◆ Task requirements ◆
Please update the entries starting at the line that contains "variant-name: graumetallic ¹) [34, 619, 112, 635]" and ending at the line that contains "packaging: 10 [498, 782, 512, 798]", replacing "studioweiß" with "studio white" and leaving everything else unchanged. Return only those lines.
· · · ·
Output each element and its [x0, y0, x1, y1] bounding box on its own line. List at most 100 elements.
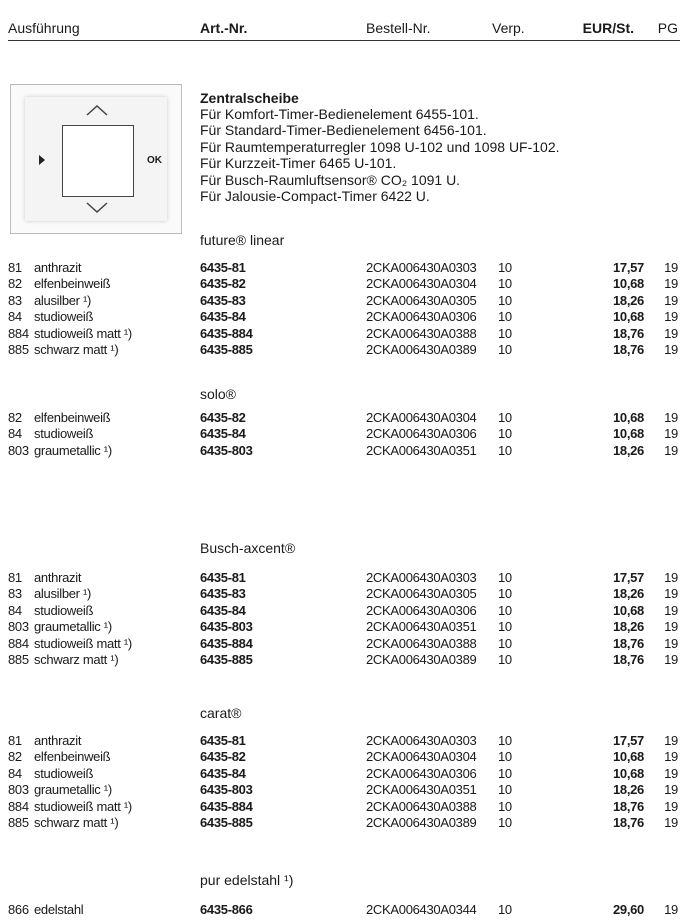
variant-name: graumetallic ¹) [34, 619, 112, 635]
packaging: 10 [498, 798, 512, 814]
article-number: 6435-81 [200, 570, 246, 585]
article-number: 6435-885 [200, 652, 253, 667]
column-header: Verp. [492, 20, 525, 36]
variant-code: 84 [8, 426, 22, 442]
price-group: 19 [664, 260, 678, 275]
variant-name: studioweiß [34, 602, 94, 618]
order-number: 2CKA006430A0388 [366, 635, 477, 651]
price: 10,68 [612, 410, 644, 425]
column-header: Art.-Nr. [200, 20, 248, 36]
article-number: 6435-84 [200, 765, 246, 781]
variant-name: alusilber ¹) [34, 292, 92, 308]
variant-code: 885 [8, 652, 29, 667]
packaging: 10 [498, 325, 512, 341]
section-name: future® linear [200, 232, 285, 248]
article-number: 6435-82 [200, 410, 246, 425]
order-number: 2CKA006430A0306 [366, 309, 477, 325]
article-number: 6435-884 [200, 798, 253, 814]
price: 18,76 [612, 815, 644, 830]
price-group: 19 [664, 733, 678, 748]
variant-code: 803 [8, 442, 29, 458]
section-name: carat® [200, 705, 242, 721]
price-group: 19 [664, 410, 678, 425]
variant-name: studioweiß [34, 309, 94, 325]
packaging: 10 [498, 309, 512, 325]
variant-name: studioweiß [34, 765, 94, 781]
variant-code: 81 [8, 733, 22, 748]
price: 10,68 [612, 309, 644, 325]
variant-name: graumetallic ¹) [34, 442, 112, 458]
order-number: 2CKA006430A0351 [366, 782, 477, 798]
article-number: 6435-81 [200, 733, 246, 748]
ok-label: OK [147, 155, 162, 166]
variant-code: 885 [8, 342, 29, 357]
display-window [62, 125, 134, 197]
price-group: 19 [664, 276, 678, 292]
packaging: 10 [498, 815, 512, 830]
article-number: 6435-885 [200, 342, 253, 357]
price: 17,57 [612, 570, 644, 585]
variant-name: edelstahl [34, 902, 84, 917]
variant-code: 83 [8, 292, 22, 308]
variant-code: 84 [8, 309, 22, 325]
variant-name: elfenbeinweiß [34, 410, 111, 425]
order-number: 2CKA006430A0305 [366, 586, 477, 602]
price-group: 19 [664, 652, 678, 667]
order-number: 2CKA006430A0303 [366, 733, 477, 748]
article-number: 6435-84 [200, 309, 246, 325]
packaging: 10 [498, 782, 512, 798]
order-number: 2CKA006430A0304 [366, 276, 477, 292]
packaging: 10 [498, 733, 512, 748]
description-line: Für Standard-Timer-Bedienelement 6456-10… [200, 122, 487, 139]
order-number: 2CKA006430A0388 [366, 798, 477, 814]
order-number: 2CKA006430A0389 [366, 342, 477, 357]
variant-name: schwarz matt ¹) [34, 815, 119, 830]
description-line: Für Raumtemperaturregler 1098 U-102 und … [200, 138, 560, 155]
order-number: 2CKA006430A0388 [366, 325, 477, 341]
packaging: 10 [498, 342, 512, 357]
product-image: OK [10, 84, 182, 234]
packaging: 10 [498, 635, 512, 651]
article-number: 6435-884 [200, 635, 253, 651]
variant-code: 803 [8, 619, 29, 635]
article-number: 6435-884 [200, 325, 253, 341]
article-number: 6435-866 [200, 902, 253, 917]
price: 29,60 [612, 902, 644, 917]
variant-name: studioweiß [34, 426, 94, 442]
price-group: 19 [664, 442, 678, 458]
order-number: 2CKA006430A0303 [366, 260, 477, 275]
price: 17,57 [612, 260, 644, 275]
section-name: Busch-axcent® [200, 540, 296, 556]
price: 18,26 [612, 619, 644, 635]
price-group: 19 [664, 749, 678, 765]
price-group: 19 [664, 426, 678, 442]
variant-name: studioweiß matt ¹) [34, 635, 132, 651]
price-group: 19 [664, 782, 678, 798]
price-group: 19 [664, 635, 678, 651]
order-number: 2CKA006430A0305 [366, 292, 477, 308]
price: 18,76 [612, 342, 644, 357]
variant-code: 82 [8, 749, 22, 765]
variant-code: 82 [8, 410, 22, 425]
packaging: 10 [498, 586, 512, 602]
price: 18,26 [612, 782, 644, 798]
price: 10,68 [612, 765, 644, 781]
variant-code: 884 [8, 798, 29, 814]
order-number: 2CKA006430A0389 [366, 815, 477, 830]
product-title: Zentralscheibe [200, 90, 299, 106]
packaging: 10 [498, 426, 512, 442]
variant-code: 81 [8, 570, 22, 585]
column-header: PG [657, 20, 678, 36]
variant-name: graumetallic ¹) [34, 782, 112, 798]
variant-name: anthrazit [34, 733, 82, 748]
order-number: 2CKA006430A0344 [366, 902, 477, 917]
packaging: 10 [498, 276, 512, 292]
price: 18,26 [612, 442, 644, 458]
order-number: 2CKA006430A0306 [366, 602, 477, 618]
variant-code: 82 [8, 276, 22, 292]
variant-name: elfenbeinweiß [34, 276, 111, 292]
variant-code: 884 [8, 325, 29, 341]
order-number: 2CKA006430A0351 [366, 442, 477, 458]
article-number: 6435-84 [200, 426, 246, 442]
price: 10,68 [612, 426, 644, 442]
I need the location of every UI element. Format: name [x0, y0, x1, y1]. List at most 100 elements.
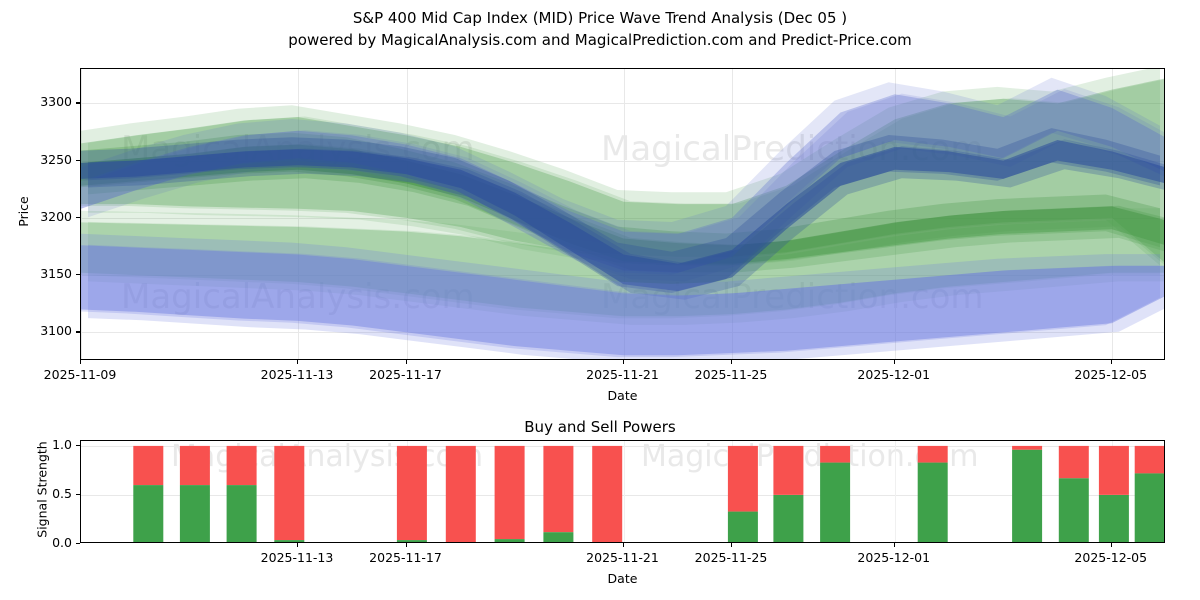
price-band-blue-dark-core	[81, 140, 1164, 292]
y-tick-label: 0.0	[52, 535, 72, 550]
sell-power-bar	[133, 445, 164, 486]
sell-power-bar	[773, 445, 804, 495]
gridline-vertical	[298, 69, 299, 359]
gridline-vertical	[894, 69, 896, 359]
price-band-blue-lower-band	[88, 244, 1164, 359]
buy-power-bar	[1098, 495, 1129, 542]
buy-power-bar	[543, 532, 574, 542]
price-band-blue-dark-core	[88, 139, 1164, 300]
sell-power-bar	[396, 445, 427, 541]
bars-chart-title: Buy and Sell Powers	[524, 418, 676, 436]
gridline-vertical	[1111, 69, 1113, 359]
y-tick-label: 0.5	[52, 485, 72, 501]
gridline-horizontal	[81, 217, 1164, 219]
x-tick-mark	[1110, 360, 1112, 364]
y-tick-mark	[76, 444, 80, 447]
gridline-vertical	[81, 69, 82, 359]
price-band-blue-upper-band	[88, 89, 1164, 282]
x-tick-label: 2025-12-05	[1074, 550, 1148, 565]
price-band-layers	[81, 69, 1164, 359]
x-tick-label: 2025-11-09	[43, 367, 117, 382]
price-x-axis-label: Date	[607, 388, 638, 403]
y-tick-label: 3150	[40, 266, 72, 282]
x-tick-mark	[622, 543, 624, 547]
gridline-vertical	[623, 441, 625, 542]
buy-power-bar	[1058, 478, 1089, 542]
x-tick-mark	[80, 360, 82, 364]
sell-power-bar	[445, 445, 476, 542]
buy-power-bar	[274, 540, 305, 542]
x-tick-label: 2025-11-17	[369, 367, 442, 382]
price-y-axis-label: Price	[15, 196, 31, 227]
title-line-1: S&P 400 Mid Cap Index (MID) Price Wave T…	[352, 9, 848, 27]
x-tick-label: 2025-11-25	[694, 550, 768, 565]
y-tick-label: 3300	[40, 94, 72, 110]
title-line-2: powered by MagicalAnalysis.com and Magic…	[288, 30, 912, 49]
y-tick-mark	[76, 102, 80, 104]
gridline-vertical	[623, 69, 625, 359]
y-tick-label: 3200	[40, 208, 72, 224]
x-tick-mark	[622, 360, 624, 364]
buy-power-bar	[226, 485, 257, 542]
gridline-horizontal	[81, 103, 1164, 105]
sell-power-bar	[727, 445, 758, 512]
buy-power-bar	[494, 539, 525, 542]
y-tick-label: 3250	[40, 151, 72, 167]
sell-power-bar	[543, 445, 574, 533]
sell-power-bar	[226, 445, 257, 486]
x-tick-mark	[405, 543, 407, 547]
price-band-green-outer-band	[81, 78, 1164, 263]
x-tick-label: 2025-11-25	[694, 367, 768, 382]
gridline-horizontal	[81, 494, 1164, 496]
x-tick-mark	[405, 360, 407, 364]
price-band-green-mid-band	[88, 144, 1164, 273]
x-tick-label: 2025-12-01	[857, 367, 931, 382]
y-tick-mark	[76, 159, 80, 161]
bars-y-axis-label: Signal Strength	[34, 440, 50, 538]
y-tick-label: 3100	[40, 323, 72, 339]
sell-power-bar	[917, 445, 948, 463]
buy-sell-bars	[133, 445, 1164, 542]
price-band-blue-upper-band	[81, 89, 1164, 273]
buy-power-bar	[820, 462, 851, 542]
y-tick-mark	[76, 216, 80, 219]
sell-power-bar	[1098, 445, 1129, 495]
y-tick-mark	[76, 331, 80, 333]
y-tick-mark	[76, 493, 80, 496]
bars-x-axis-label: Date	[607, 571, 638, 586]
page-title: S&P 400 Mid Cap Index (MID) Price Wave T…	[0, 8, 1200, 52]
x-tick-label: 2025-12-01	[857, 550, 931, 565]
x-tick-mark	[731, 360, 733, 364]
x-tick-mark	[1110, 543, 1112, 547]
sell-power-bar	[1012, 445, 1043, 450]
buy-power-bar	[773, 495, 804, 542]
sell-power-bar	[274, 445, 305, 541]
price-band-green-outer-band	[81, 69, 1160, 266]
buy-power-bar	[179, 485, 210, 542]
buy-power-bar	[133, 485, 164, 542]
gridline-horizontal	[81, 160, 1164, 162]
buy-power-bar	[396, 540, 427, 542]
price-band-green-mid-band	[81, 144, 1164, 264]
sell-power-bar	[592, 445, 623, 542]
x-tick-label: 2025-11-21	[586, 367, 659, 382]
gridline-vertical	[894, 441, 896, 542]
bars-chart-panel: MagicalAnalysis.com MagicalPrediction.com	[80, 440, 1165, 543]
x-tick-mark	[297, 360, 299, 364]
x-tick-mark	[731, 543, 733, 547]
buy-power-bar	[1134, 473, 1164, 542]
x-tick-label: 2025-11-13	[260, 367, 334, 382]
price-band-blue-lower-band	[81, 233, 1160, 358]
gridline-vertical	[732, 69, 733, 359]
buy-power-bar	[1012, 449, 1043, 542]
y-tick-mark	[76, 543, 80, 545]
price-band-green-outer-band	[88, 79, 1164, 266]
sell-power-bar	[494, 445, 525, 540]
sell-power-bar	[1058, 445, 1089, 479]
x-tick-label: 2025-11-17	[369, 550, 442, 565]
sell-power-bar	[179, 445, 210, 486]
x-tick-label: 2025-12-05	[1074, 367, 1148, 382]
y-tick-mark	[76, 274, 80, 276]
buy-power-bar	[727, 511, 758, 542]
price-chart-panel: MagicalAnalysis.com MagicalPrediction.com…	[80, 68, 1165, 360]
· · · ·
◆ Problem solution ◆
variant-name: graumetallic ¹) [34, 619, 112, 635]
packaging: 10 [498, 798, 512, 814]
article-number: 6435-81 [200, 570, 246, 585]
article-number: 6435-885 [200, 652, 253, 667]
column-header: Verp. [492, 20, 525, 36]
variant-code: 84 [8, 426, 22, 442]
price-group: 19 [664, 260, 678, 275]
variant-name: studio white [34, 602, 94, 618]
order-number: 2CKA006430A0388 [366, 635, 477, 651]
price: 10,68 [612, 410, 644, 425]
column-header: Art.-Nr. [200, 20, 248, 36]
article-number: 6435-84 [200, 765, 246, 781]
variant-name: alusilber ¹) [34, 292, 92, 308]
variant-code: 885 [8, 652, 29, 667]
packaging: 10 [498, 325, 512, 341]
section-name: future® linear [200, 232, 285, 248]
article-number: 6435-82 [200, 410, 246, 425]
order-number: 2CKA006430A0306 [366, 309, 477, 325]
article-number: 6435-884 [200, 798, 253, 814]
price: 18,76 [612, 815, 644, 830]
price-group: 19 [664, 733, 678, 748]
variant-code: 803 [8, 442, 29, 458]
section-name: carat® [200, 705, 242, 721]
price-group: 19 [664, 410, 678, 425]
variant-name: studio white [34, 309, 94, 325]
packaging: 10 [498, 309, 512, 325]
variant-name: studio white [34, 765, 94, 781]
variant-code: 81 [8, 733, 22, 748]
price: 10,68 [612, 309, 644, 325]
variant-name: graumetallic ¹) [34, 442, 112, 458]
order-number: 2CKA006430A0351 [366, 782, 477, 798]
article-number: 6435-81 [200, 733, 246, 748]
ok-label: OK [147, 155, 162, 166]
variant-code: 885 [8, 342, 29, 357]
display-window [62, 125, 134, 197]
price-group: 19 [664, 276, 678, 292]
packaging: 10 [498, 815, 512, 830]
article-number: 6435-885 [200, 342, 253, 357]
price: 17,57 [612, 570, 644, 585]
variant-name: edelstahl [34, 902, 84, 917]
variant-code: 83 [8, 292, 22, 308]
variant-code: 84 [8, 309, 22, 325]
variant-name: elfenbeinweiß [34, 410, 111, 425]
order-number: 2CKA006430A0305 [366, 586, 477, 602]
price-group: 19 [664, 652, 678, 667]
order-number: 2CKA006430A0303 [366, 733, 477, 748]
article-number: 6435-84 [200, 309, 246, 325]
packaging: 10 [498, 782, 512, 798]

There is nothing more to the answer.